*** DATA LINES

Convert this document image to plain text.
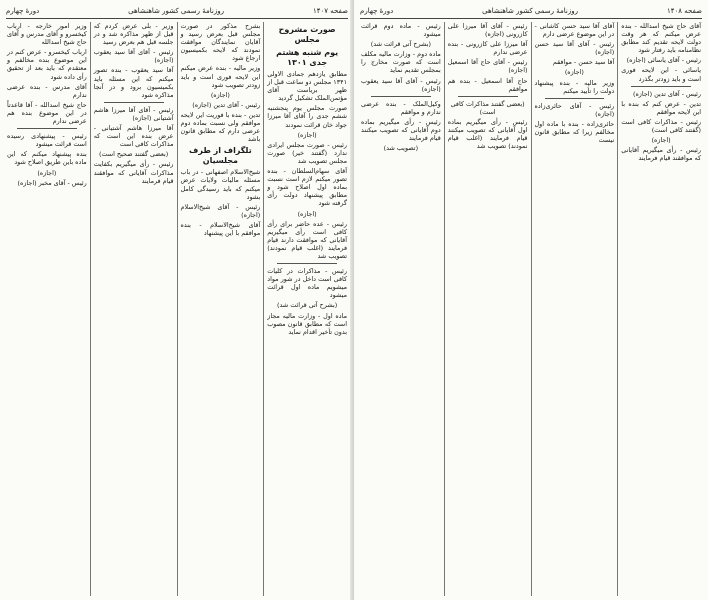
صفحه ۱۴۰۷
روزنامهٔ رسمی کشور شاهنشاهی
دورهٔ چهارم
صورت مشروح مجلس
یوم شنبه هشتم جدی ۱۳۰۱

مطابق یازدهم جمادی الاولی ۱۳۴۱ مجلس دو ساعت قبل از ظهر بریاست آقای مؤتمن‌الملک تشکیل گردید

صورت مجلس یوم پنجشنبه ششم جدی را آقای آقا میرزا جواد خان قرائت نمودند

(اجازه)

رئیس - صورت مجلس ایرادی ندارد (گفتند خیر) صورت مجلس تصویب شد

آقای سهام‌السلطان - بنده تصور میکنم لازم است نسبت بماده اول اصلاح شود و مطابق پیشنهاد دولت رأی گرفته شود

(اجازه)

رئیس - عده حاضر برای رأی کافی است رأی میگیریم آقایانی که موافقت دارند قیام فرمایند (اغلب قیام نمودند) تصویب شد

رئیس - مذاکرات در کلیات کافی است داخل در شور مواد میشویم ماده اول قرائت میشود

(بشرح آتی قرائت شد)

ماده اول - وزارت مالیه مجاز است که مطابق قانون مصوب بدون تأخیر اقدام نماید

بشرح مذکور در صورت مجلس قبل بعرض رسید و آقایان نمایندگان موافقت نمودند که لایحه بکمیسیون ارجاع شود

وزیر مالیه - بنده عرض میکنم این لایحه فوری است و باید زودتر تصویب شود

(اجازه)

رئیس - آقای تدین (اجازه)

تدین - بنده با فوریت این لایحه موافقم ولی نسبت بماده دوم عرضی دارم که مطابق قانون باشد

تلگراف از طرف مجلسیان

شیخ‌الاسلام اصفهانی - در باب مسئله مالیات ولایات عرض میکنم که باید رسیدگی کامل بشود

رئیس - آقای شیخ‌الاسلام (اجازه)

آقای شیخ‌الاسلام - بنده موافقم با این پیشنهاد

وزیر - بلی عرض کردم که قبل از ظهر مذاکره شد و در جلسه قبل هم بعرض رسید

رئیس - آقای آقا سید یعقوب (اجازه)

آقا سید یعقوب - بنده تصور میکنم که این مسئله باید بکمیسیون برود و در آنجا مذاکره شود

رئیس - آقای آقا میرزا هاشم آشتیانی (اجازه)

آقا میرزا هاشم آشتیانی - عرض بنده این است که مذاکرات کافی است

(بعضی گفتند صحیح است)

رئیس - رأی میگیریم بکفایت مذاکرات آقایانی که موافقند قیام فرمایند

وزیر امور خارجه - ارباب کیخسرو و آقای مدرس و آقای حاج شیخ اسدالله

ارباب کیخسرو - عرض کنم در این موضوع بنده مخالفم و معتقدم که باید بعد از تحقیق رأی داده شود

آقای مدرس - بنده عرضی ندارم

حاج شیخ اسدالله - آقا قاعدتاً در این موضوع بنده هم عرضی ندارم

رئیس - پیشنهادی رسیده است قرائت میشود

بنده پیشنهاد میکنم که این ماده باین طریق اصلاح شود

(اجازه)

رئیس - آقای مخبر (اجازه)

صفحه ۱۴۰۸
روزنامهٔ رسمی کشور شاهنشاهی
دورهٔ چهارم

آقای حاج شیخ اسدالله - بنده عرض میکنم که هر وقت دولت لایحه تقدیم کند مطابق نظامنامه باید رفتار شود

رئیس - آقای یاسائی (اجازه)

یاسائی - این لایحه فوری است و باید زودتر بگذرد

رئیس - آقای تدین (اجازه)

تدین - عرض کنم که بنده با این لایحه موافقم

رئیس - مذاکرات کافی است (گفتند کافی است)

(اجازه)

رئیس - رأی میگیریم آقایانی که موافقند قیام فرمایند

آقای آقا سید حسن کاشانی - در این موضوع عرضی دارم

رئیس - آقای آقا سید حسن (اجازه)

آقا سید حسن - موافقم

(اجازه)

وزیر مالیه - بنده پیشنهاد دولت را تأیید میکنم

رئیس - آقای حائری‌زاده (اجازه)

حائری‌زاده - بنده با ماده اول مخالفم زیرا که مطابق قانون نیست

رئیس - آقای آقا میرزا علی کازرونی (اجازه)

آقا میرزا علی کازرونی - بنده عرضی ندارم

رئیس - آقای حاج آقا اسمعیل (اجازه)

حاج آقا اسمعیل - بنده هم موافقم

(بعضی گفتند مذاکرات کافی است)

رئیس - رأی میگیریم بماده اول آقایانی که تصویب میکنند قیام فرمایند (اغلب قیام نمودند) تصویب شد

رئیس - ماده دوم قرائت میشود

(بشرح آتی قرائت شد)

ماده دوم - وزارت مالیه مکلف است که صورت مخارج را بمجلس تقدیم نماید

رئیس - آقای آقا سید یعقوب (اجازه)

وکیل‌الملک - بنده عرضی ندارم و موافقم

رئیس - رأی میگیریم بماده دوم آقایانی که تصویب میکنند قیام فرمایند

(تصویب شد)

******

(DIRECTIONS FOR THIS TASK) State how many lines hold the word "وزیر". The number is the whole answer.

(EXERCISE OUTPUT) 4